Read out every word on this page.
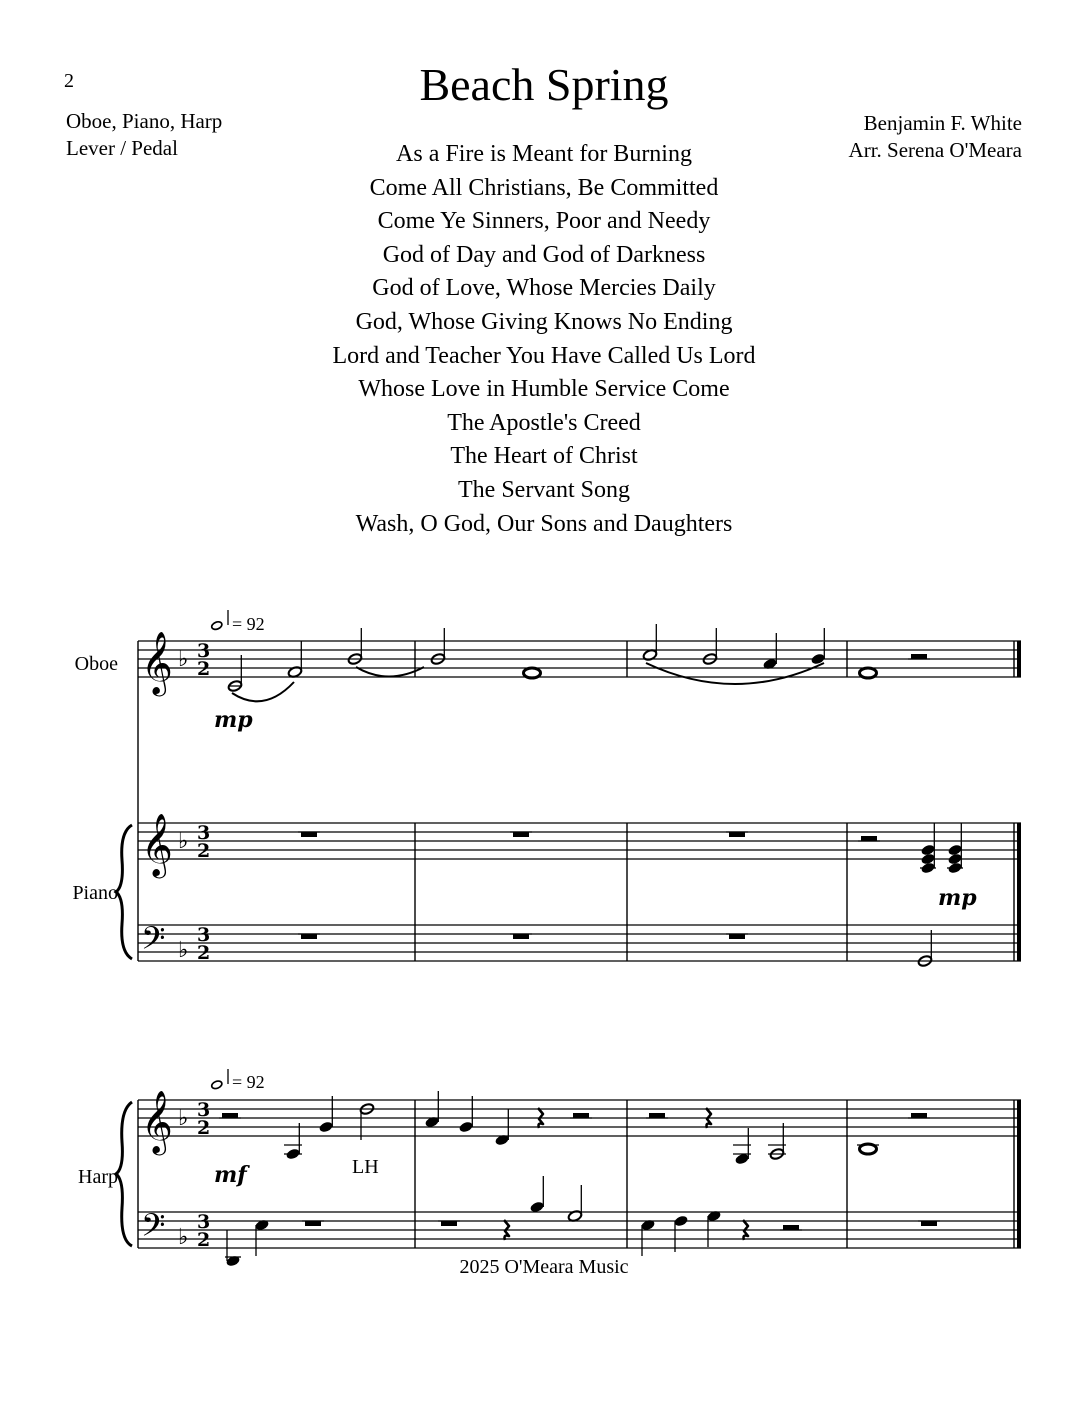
2	Beach Spring
Oboe, Piano, Harp
Lever / Pedal
Benjamin F. White
Arr. Serena O'Meara
As a Fire is Meant for Burning
Come All Christians, Be Committed
Come Ye Sinners, Poor and Needy
God of Day and God of Darkness
God of Love, Whose Mercies Daily
God, Whose Giving Knows No Ending
Lord and Teacher You Have Called Us Lord
Whose Love in Humble Service Come
The Apostle's Creed
The Heart of Christ
The Servant Song
Wash, O God, Our Sons and Daughters
Oboe 𝄞 ♭ 3
2
= 92
mp
Piano
𝄞
𝄢
♭
♭
3
2
3
2
mp
Harp
𝄞
𝄢
♭
♭
3
2
3
2
= 92
mf	LH
2025 O'Meara Music
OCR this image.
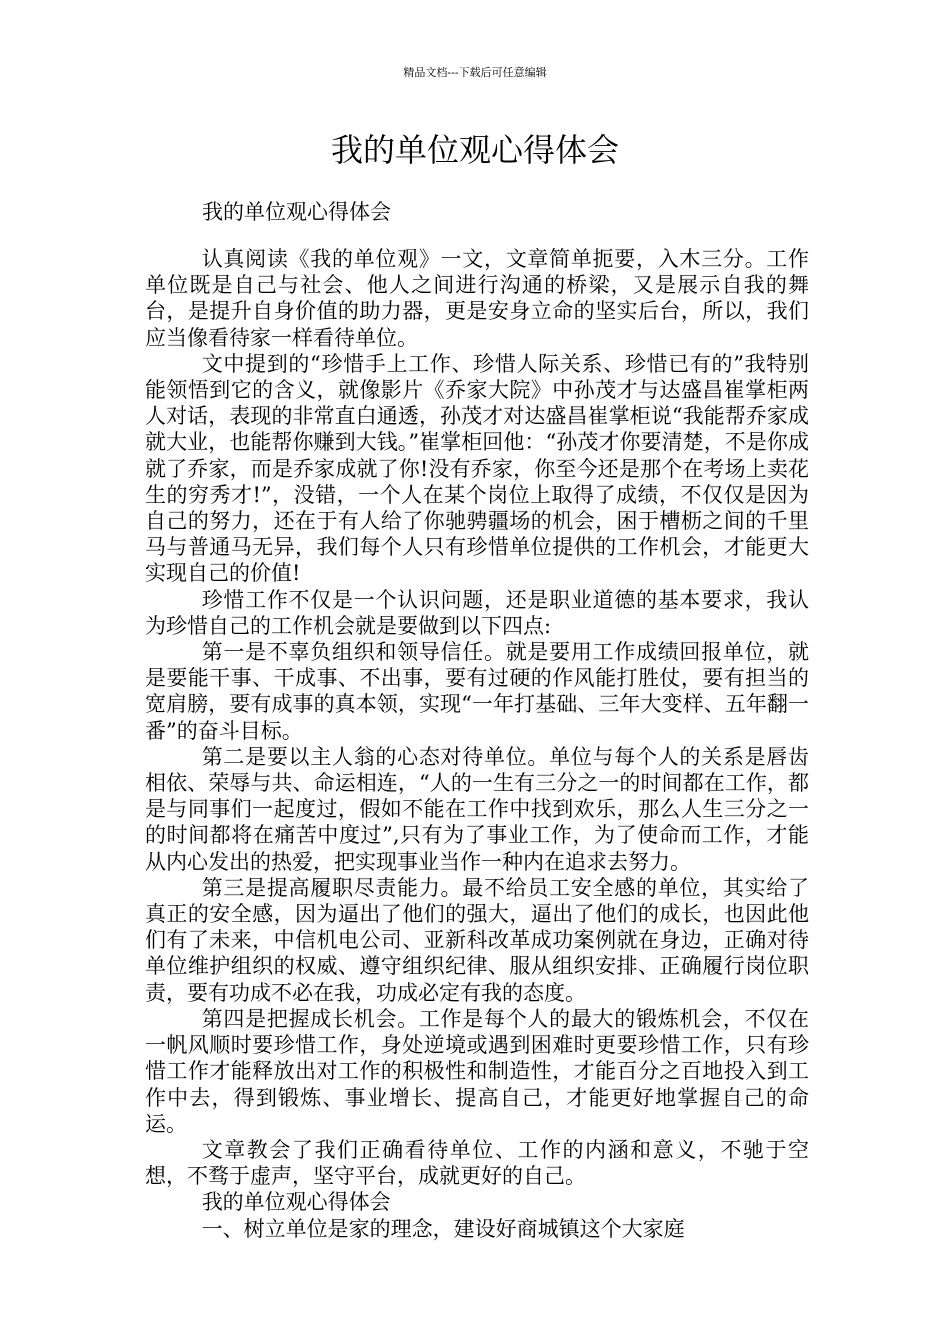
精品文档---下载后可任意编辑
我的单位观心得体会

我的单位观心得体会

认真阅读《我的单位观》一文，文章简单扼要，入木三分。工作单位既是自己与社会、他人之间进行沟通的桥梁，又是展示自我的舞台，是提升自身价值的助力器，更是安身立命的坚实后台，所以，我们应当像看待家一样看待单位。

文中提到的“珍惜手上工作、珍惜人际关系、珍惜已有的”我特别能领悟到它的含义，就像影片《乔家大院》中孙茂才与达盛昌崔掌柜两人对话，表现的非常直白通透，孙茂才对达盛昌崔掌柜说“我能帮乔家成就大业，也能帮你赚到大钱。”崔掌柜回他：“孙茂才你要清楚，不是你成就了乔家，而是乔家成就了你!没有乔家，你至今还是那个在考场上卖花生的穷秀才!”，没错，一个人在某个岗位上取得了成绩，不仅仅是因为自己的努力，还在于有人给了你驰骋疆场的机会，困于槽枥之间的千里马与普通马无异，我们每个人只有珍惜单位提供的工作机会，才能更大实现自己的价值!

珍惜工作不仅是一个认识问题，还是职业道德的基本要求，我认为珍惜自己的工作机会就是要做到以下四点:

第一是不辜负组织和领导信任。就是要用工作成绩回报单位，就是要能干事、干成事、不出事，要有过硬的作风能打胜仗，要有担当的宽肩膀，要有成事的真本领，实现“一年打基础、三年大变样、五年翻一番”的奋斗目标。

第二是要以主人翁的心态对待单位。单位与每个人的关系是唇齿相依、荣辱与共、命运相连，“人的一生有三分之一的时间都在工作，都是与同事们一起度过，假如不能在工作中找到欢乐，那么人生三分之一的时间都将在痛苦中度过”,只有为了事业工作，为了使命而工作，才能从内心发出的热爱，把实现事业当作一种内在追求去努力。

第三是提高履职尽责能力。最不给员工安全感的单位，其实给了真正的安全感，因为逼出了他们的强大，逼出了他们的成长，也因此他们有了未来，中信机电公司、亚新科改革成功案例就在身边，正确对待单位维护组织的权威、遵守组织纪律、服从组织安排、正确履行岗位职责，要有功成不必在我，功成必定有我的态度。

第四是把握成长机会。工作是每个人的最大的锻炼机会，不仅在一帆风顺时要珍惜工作，身处逆境或遇到困难时更要珍惜工作，只有珍惜工作才能释放出对工作的积极性和制造性，才能百分之百地投入到工作中去，得到锻炼、事业增长、提高自己，才能更好地掌握自己的命运。

文章教会了我们正确看待单位、工作的内涵和意义，不驰于空想，不骛于虚声，坚守平台，成就更好的自己。

我的单位观心得体会

一、树立单位是家的理念，建设好商城镇这个大家庭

* * *

▶ [WHAT TO PRODUCE]:
Leave the images out and output the remaining material exactly as it stands.

▶ [SOLVED EXERCISE]:
Read out every word on this page.
2	Beach Spring
Oboe, Piano, Harp
Lever / Pedal
Benjamin F. White
Arr. Serena O'Meara
As a Fire is Meant for Burning
Come All Christians, Be Committed
Come Ye Sinners, Poor and Needy
God of Day and God of Darkness
God of Love, Whose Mercies Daily
God, Whose Giving Knows No Ending
Lord and Teacher You Have Called Us Lord
Whose Love in Humble Service Come
The Apostle's Creed
The Heart of Christ
The Servant Song
Wash, O God, Our Sons and Daughters
Oboe 𝄞 ♭ 3
2
= 92
mp
Piano
𝄞
𝄢
♭
♭
3
2
3
2
mp
Harp
𝄞
𝄢
♭
♭
3
2
3
2
= 92
mf	LH
2025 O'Meara Music
OCR this image.
精品文档---下载后可任意编辑
我的单位观心得体会

我的单位观心得体会

认真阅读《我的单位观》一文，文章简单扼要，入木三分。工作单位既是自己与社会、他人之间进行沟通的桥梁，又是展示自我的舞台，是提升自身价值的助力器，更是安身立命的坚实后台，所以，我们应当像看待家一样看待单位。

文中提到的“珍惜手上工作、珍惜人际关系、珍惜已有的”我特别能领悟到它的含义，就像影片《乔家大院》中孙茂才与达盛昌崔掌柜两人对话，表现的非常直白通透，孙茂才对达盛昌崔掌柜说“我能帮乔家成就大业，也能帮你赚到大钱。”崔掌柜回他：“孙茂才你要清楚，不是你成就了乔家，而是乔家成就了你!没有乔家，你至今还是那个在考场上卖花生的穷秀才!”，没错，一个人在某个岗位上取得了成绩，不仅仅是因为自己的努力，还在于有人给了你驰骋疆场的机会，困于槽枥之间的千里马与普通马无异，我们每个人只有珍惜单位提供的工作机会，才能更大实现自己的价值!

珍惜工作不仅是一个认识问题，还是职业道德的基本要求，我认为珍惜自己的工作机会就是要做到以下四点:

第一是不辜负组织和领导信任。就是要用工作成绩回报单位，就是要能干事、干成事、不出事，要有过硬的作风能打胜仗，要有担当的宽肩膀，要有成事的真本领，实现“一年打基础、三年大变样、五年翻一番”的奋斗目标。

第二是要以主人翁的心态对待单位。单位与每个人的关系是唇齿相依、荣辱与共、命运相连，“人的一生有三分之一的时间都在工作，都是与同事们一起度过，假如不能在工作中找到欢乐，那么人生三分之一的时间都将在痛苦中度过”,只有为了事业工作，为了使命而工作，才能从内心发出的热爱，把实现事业当作一种内在追求去努力。

第三是提高履职尽责能力。最不给员工安全感的单位，其实给了真正的安全感，因为逼出了他们的强大，逼出了他们的成长，也因此他们有了未来，中信机电公司、亚新科改革成功案例就在身边，正确对待单位维护组织的权威、遵守组织纪律、服从组织安排、正确履行岗位职责，要有功成不必在我，功成必定有我的态度。

第四是把握成长机会。工作是每个人的最大的锻炼机会，不仅在一帆风顺时要珍惜工作，身处逆境或遇到困难时更要珍惜工作，只有珍惜工作才能释放出对工作的积极性和制造性，才能百分之百地投入到工作中去，得到锻炼、事业增长、提高自己，才能更好地掌握自己的命运。

文章教会了我们正确看待单位、工作的内涵和意义，不驰于空想，不骛于虚声，坚守平台，成就更好的自己。

我的单位观心得体会

一、树立单位是家的理念，建设好商城镇这个大家庭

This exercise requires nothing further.